◆ **DIRECTIONS**:
Using the data below, gather each line that includes the word "screenshot".

◆ **PROVIDED INFORMATION**:
• • •
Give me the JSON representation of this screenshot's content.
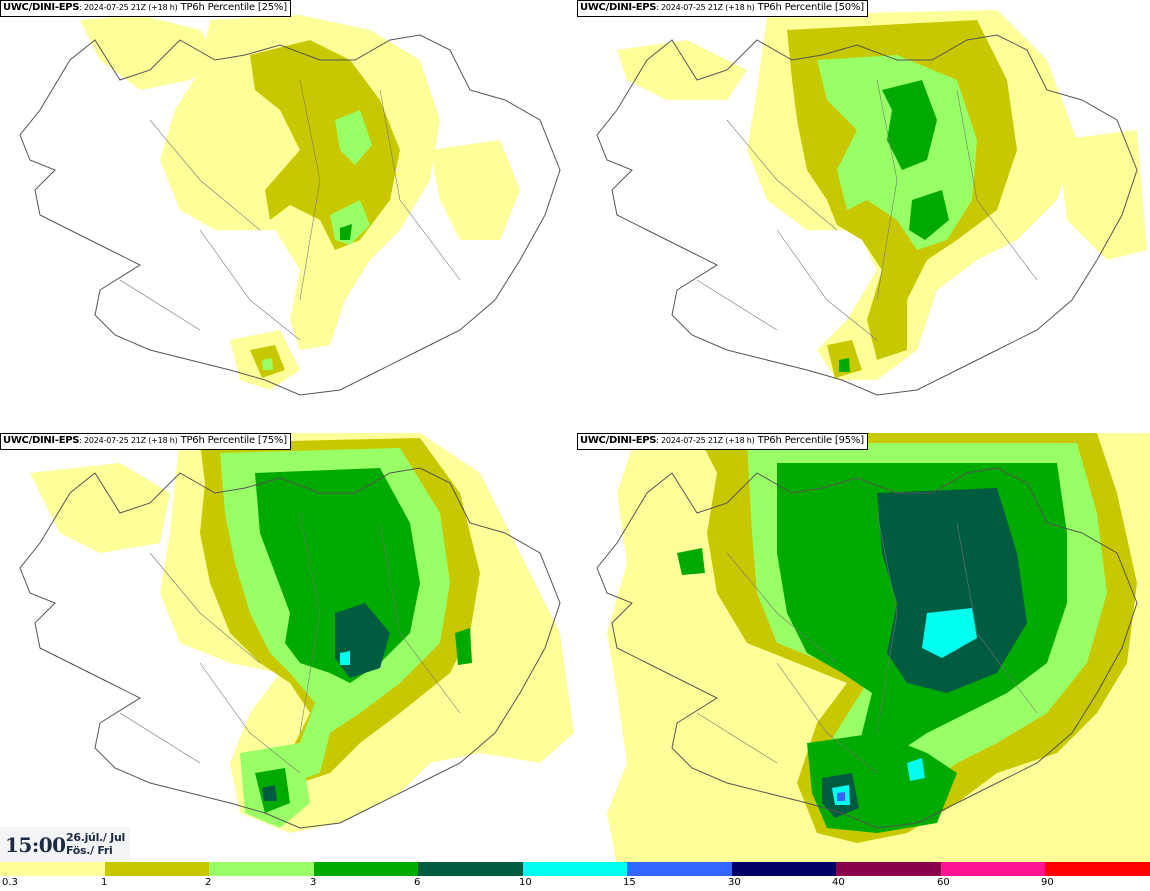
{
  "panels": [
    {
      "id": "p25",
      "model": "UWC/DINI-EPS",
      "run": ": 2024-07-25 21Z (+18 h)",
      "field": " TP6h Percentile [25%]"
    },
    {
      "id": "p50",
      "model": "UWC/DINI-EPS",
      "run": ": 2024-07-25 21Z (+18 h)",
      "field": " TP6h Percentile [50%]"
    },
    {
      "id": "p75",
      "model": "UWC/DINI-EPS",
      "run": ": 2024-07-25 21Z (+18 h)",
      "field": " TP6h Percentile [75%]"
    },
    {
      "id": "p95",
      "model": "UWC/DINI-EPS",
      "run": ": 2024-07-25 21Z (+18 h)",
      "field": " TP6h Percentile [95%]"
    }
  ],
  "valid_time": {
    "time": "15:00",
    "date_line1": "26.júl./ Jul",
    "date_line2": "Fös./ Fri"
  },
  "colorbar": {
    "colors": [
      "#ffff99",
      "#c8c800",
      "#99ff66",
      "#00aa00",
      "#005c40",
      "#00ffee",
      "#3366ff",
      "#000066",
      "#8b004b",
      "#ff1493",
      "#ff0000"
    ],
    "labels": [
      "0.3",
      "1",
      "2",
      "3",
      "6",
      "10",
      "15",
      "30",
      "40",
      "60",
      "90"
    ]
  }
}
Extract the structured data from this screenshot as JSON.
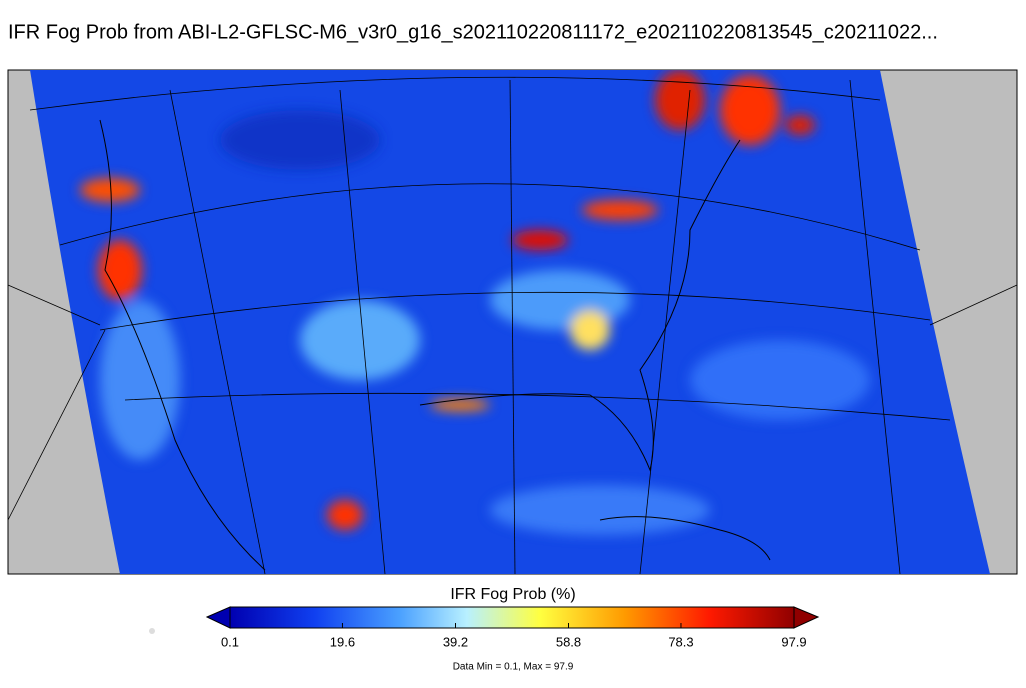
{
  "header": {
    "title": "IFR Fog Prob from ABI-L2-GFLSC-M6_v3r0_g16_s202110220811172_e202110220813545_c20211022..."
  },
  "colorbar": {
    "label": "IFR Fog Prob (%)",
    "range": [
      0.1,
      97.9
    ],
    "ticks": [
      0.1,
      19.6,
      39.2,
      58.8,
      78.3,
      97.9
    ]
  },
  "footnote": "Data Min = 0.1, Max = 97.9"
}
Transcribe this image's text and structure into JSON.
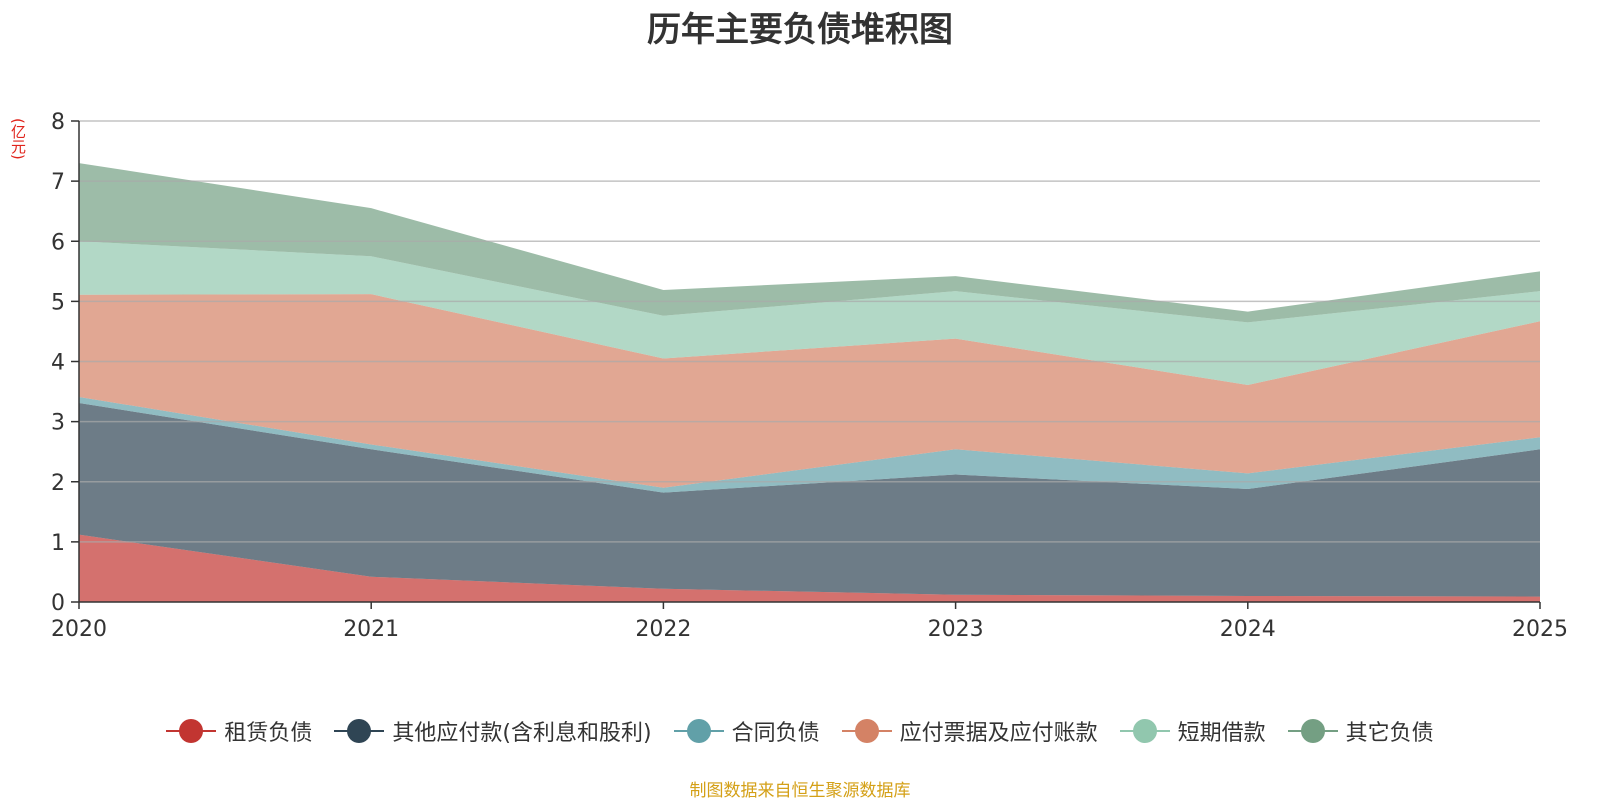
{
  "chart_data": {
    "type": "area",
    "stacked": true,
    "title": "历年主要负债堆积图",
    "ylabel": "(亿元)",
    "xlabel": "",
    "ylim": [
      0,
      8
    ],
    "yticks": [
      0,
      1,
      2,
      3,
      4,
      5,
      6,
      7,
      8
    ],
    "categories": [
      "2020",
      "2021",
      "2022",
      "2023",
      "2024",
      "2025"
    ],
    "grid": true,
    "legend_position": "bottom",
    "series": [
      {
        "name": "租赁负债",
        "color": "#c23531",
        "values": [
          1.12,
          0.42,
          0.22,
          0.12,
          0.1,
          0.09
        ]
      },
      {
        "name": "其他应付款(含利息和股利)",
        "color": "#2f4554",
        "values": [
          2.19,
          2.12,
          1.6,
          2.0,
          1.78,
          2.45
        ]
      },
      {
        "name": "合同负债",
        "color": "#61a0a8",
        "values": [
          0.1,
          0.08,
          0.08,
          0.42,
          0.26,
          0.2
        ]
      },
      {
        "name": "应付票据及应付账款",
        "color": "#d48265",
        "values": [
          1.7,
          2.5,
          2.15,
          1.84,
          1.47,
          1.93
        ]
      },
      {
        "name": "短期借款",
        "color": "#91c7ae",
        "values": [
          0.89,
          0.63,
          0.71,
          0.79,
          1.04,
          0.5
        ]
      },
      {
        "name": "其它负债",
        "color": "#749f83",
        "values": [
          1.3,
          0.8,
          0.43,
          0.25,
          0.18,
          0.33
        ]
      }
    ]
  },
  "source_note": "制图数据来自恒生聚源数据库"
}
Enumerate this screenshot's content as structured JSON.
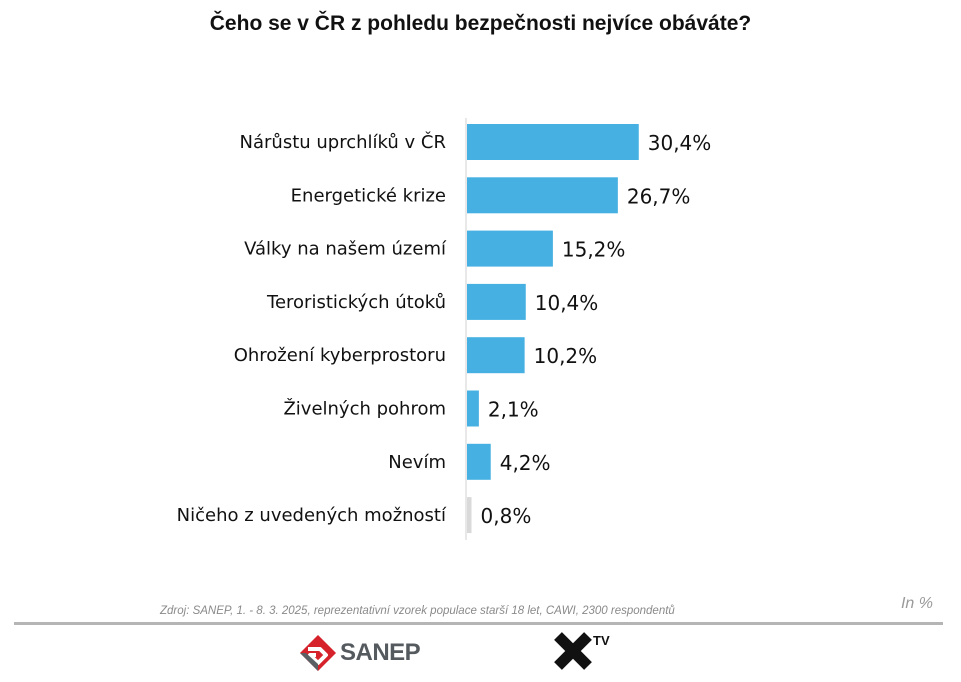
• • •
◆ **SOLUTION TO THIS EXERCISE**:
Give me the JSON representation of this screenshot's content.
Extract the structured data from this screenshot as JSON.
Enumerate this screenshot's content as structured JSON.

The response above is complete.